Using the listing below, select the lines with the word "ylabel" and copy them.

-*-

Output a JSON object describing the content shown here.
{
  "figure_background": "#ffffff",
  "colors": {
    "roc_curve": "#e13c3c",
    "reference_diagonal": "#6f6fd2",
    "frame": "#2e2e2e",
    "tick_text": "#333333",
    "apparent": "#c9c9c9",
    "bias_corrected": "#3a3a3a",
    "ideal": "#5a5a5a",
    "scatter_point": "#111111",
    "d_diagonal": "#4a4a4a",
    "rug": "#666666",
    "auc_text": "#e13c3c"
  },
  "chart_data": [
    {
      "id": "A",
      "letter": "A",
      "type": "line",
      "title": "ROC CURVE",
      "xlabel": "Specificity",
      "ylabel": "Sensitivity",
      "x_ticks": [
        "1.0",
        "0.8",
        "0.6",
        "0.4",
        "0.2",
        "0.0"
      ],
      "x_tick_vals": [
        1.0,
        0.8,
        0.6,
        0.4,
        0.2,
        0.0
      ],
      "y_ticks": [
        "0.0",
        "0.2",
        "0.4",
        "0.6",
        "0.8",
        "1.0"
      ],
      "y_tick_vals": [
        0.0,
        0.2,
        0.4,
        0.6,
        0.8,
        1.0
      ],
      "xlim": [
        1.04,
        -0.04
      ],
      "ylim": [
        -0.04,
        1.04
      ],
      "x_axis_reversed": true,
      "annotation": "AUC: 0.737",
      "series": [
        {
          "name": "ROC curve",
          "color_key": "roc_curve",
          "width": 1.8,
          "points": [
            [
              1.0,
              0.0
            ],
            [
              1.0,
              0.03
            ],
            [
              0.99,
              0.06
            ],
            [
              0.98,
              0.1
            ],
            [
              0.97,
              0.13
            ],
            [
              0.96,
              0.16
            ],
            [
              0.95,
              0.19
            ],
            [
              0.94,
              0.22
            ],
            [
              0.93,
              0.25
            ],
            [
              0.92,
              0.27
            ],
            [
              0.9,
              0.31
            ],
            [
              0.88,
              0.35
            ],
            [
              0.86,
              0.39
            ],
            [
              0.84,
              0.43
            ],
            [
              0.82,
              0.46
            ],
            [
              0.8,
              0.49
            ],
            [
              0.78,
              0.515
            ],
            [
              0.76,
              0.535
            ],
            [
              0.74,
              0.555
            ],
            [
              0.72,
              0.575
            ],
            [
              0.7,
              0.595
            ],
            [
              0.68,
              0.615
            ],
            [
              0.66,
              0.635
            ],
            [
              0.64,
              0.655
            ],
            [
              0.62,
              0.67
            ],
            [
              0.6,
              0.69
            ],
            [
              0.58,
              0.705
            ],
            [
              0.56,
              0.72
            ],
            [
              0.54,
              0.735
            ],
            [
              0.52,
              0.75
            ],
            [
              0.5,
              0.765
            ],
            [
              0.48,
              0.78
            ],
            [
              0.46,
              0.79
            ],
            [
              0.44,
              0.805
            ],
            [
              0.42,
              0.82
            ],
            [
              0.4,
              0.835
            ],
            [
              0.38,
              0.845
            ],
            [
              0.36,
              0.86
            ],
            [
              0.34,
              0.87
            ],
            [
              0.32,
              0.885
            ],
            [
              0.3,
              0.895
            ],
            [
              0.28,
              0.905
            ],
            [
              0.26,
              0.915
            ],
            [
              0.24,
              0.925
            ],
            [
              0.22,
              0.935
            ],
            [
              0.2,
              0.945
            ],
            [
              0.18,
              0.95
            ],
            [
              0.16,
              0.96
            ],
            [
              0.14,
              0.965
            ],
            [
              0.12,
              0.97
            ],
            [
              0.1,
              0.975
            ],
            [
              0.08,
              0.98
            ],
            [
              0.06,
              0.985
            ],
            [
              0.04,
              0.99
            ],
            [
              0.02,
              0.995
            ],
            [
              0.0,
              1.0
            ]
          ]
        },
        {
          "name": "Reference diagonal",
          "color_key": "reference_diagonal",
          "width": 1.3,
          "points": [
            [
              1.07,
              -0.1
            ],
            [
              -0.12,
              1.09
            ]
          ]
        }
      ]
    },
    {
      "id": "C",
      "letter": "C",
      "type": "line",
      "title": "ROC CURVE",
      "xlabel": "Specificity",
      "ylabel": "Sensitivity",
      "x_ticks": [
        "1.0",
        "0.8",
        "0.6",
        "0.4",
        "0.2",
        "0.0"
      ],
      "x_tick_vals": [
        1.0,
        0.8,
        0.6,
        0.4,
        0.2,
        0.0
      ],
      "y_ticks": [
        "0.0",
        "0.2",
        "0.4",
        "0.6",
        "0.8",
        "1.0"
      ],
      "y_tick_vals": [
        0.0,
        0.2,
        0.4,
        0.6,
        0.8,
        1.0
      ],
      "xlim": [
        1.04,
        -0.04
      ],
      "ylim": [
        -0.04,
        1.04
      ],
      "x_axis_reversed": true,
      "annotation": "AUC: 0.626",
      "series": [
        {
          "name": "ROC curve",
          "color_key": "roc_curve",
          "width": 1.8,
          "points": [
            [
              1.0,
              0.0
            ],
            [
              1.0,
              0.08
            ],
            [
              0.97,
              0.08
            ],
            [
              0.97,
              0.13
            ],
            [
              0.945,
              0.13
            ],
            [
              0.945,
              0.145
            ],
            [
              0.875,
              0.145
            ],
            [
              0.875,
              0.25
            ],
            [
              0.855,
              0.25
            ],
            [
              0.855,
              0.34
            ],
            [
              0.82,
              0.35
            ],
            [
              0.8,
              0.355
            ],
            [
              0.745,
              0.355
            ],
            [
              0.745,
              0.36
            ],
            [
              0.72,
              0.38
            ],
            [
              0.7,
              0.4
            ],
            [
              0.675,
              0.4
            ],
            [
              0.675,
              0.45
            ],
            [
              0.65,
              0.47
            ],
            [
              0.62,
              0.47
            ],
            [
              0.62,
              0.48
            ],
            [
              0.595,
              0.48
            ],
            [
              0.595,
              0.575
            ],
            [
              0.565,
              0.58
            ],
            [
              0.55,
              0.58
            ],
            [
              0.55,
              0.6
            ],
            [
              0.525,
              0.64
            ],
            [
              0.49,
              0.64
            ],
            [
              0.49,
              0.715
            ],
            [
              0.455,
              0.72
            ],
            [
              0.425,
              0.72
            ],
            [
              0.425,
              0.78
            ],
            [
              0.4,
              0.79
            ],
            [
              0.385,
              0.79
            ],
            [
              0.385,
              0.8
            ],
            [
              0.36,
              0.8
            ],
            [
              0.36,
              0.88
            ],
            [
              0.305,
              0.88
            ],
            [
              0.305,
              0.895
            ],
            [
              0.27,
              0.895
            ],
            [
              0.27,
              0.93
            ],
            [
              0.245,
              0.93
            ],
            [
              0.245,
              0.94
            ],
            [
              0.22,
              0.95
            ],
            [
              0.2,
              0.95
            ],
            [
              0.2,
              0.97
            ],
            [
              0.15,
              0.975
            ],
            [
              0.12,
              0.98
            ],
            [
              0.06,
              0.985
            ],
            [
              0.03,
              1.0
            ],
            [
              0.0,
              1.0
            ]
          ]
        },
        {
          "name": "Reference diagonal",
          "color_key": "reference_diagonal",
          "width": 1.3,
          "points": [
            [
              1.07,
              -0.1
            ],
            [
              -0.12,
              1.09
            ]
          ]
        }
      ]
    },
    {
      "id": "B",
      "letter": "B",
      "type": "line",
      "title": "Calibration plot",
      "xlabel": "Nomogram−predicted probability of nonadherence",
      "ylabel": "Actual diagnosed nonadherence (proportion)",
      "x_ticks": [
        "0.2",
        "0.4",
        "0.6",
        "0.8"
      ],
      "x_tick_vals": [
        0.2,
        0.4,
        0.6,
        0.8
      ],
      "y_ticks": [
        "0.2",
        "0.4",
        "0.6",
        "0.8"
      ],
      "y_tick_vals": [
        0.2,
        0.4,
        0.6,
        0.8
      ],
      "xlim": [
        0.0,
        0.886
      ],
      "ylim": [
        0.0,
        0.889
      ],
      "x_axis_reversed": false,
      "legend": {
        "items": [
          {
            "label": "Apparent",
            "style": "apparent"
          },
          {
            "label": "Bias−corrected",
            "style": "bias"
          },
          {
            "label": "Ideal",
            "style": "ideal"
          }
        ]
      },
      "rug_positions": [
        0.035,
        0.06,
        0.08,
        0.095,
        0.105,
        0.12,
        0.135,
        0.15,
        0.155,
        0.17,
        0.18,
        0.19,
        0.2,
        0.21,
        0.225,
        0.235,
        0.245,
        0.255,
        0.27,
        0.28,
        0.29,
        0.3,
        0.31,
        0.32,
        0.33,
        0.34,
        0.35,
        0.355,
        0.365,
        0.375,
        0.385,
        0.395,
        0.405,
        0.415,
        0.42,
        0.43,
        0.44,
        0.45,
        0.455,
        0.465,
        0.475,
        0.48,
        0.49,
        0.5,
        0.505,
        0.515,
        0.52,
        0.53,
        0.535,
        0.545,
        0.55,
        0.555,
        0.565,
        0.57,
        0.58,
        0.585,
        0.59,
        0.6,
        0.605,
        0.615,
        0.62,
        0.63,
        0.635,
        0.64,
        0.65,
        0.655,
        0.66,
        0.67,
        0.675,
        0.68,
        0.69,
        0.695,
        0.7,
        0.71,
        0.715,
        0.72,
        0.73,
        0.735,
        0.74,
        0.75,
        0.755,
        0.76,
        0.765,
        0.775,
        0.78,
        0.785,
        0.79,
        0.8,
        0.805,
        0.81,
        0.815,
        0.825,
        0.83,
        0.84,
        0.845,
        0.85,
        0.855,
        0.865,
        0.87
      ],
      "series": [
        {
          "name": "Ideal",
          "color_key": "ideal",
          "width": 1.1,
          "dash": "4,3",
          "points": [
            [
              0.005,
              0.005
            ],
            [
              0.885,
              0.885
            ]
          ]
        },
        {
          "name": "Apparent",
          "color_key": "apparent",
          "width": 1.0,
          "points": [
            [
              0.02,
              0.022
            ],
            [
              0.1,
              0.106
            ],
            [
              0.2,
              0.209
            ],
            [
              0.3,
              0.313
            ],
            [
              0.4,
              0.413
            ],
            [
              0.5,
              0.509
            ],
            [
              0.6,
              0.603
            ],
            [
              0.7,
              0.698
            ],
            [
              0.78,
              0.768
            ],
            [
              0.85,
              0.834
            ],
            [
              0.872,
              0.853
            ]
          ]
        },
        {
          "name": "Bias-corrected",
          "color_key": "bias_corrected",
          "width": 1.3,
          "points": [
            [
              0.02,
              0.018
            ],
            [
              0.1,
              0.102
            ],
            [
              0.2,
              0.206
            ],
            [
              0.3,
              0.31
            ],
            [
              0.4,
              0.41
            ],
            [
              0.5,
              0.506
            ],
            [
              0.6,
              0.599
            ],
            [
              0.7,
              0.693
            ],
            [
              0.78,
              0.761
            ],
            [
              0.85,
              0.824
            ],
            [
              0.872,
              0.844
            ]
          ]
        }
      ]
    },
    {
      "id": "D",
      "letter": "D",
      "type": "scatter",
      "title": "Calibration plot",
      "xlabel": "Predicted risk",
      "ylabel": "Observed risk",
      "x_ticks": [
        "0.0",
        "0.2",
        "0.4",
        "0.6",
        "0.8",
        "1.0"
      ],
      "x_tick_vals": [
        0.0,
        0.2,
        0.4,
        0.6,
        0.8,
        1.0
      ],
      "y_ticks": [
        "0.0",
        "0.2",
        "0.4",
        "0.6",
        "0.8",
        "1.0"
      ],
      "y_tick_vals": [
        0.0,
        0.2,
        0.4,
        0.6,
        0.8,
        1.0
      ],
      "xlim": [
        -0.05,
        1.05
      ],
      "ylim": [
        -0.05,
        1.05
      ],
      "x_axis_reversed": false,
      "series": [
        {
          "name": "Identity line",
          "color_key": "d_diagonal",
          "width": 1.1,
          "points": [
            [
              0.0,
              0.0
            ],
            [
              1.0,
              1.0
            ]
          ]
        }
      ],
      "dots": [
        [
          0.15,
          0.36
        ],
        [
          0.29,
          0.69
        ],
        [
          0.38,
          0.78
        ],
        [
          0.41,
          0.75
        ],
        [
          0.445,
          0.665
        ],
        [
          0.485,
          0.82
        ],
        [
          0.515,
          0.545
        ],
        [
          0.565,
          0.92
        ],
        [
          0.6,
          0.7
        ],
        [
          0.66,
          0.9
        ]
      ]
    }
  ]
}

-*-

§ **Solution**
      "ylabel": "Sensitivity",
      "ylabel": "Sensitivity",
      "ylabel": "Actual diagnosed nonadherence (proportion)",
      "ylabel": "Observed risk",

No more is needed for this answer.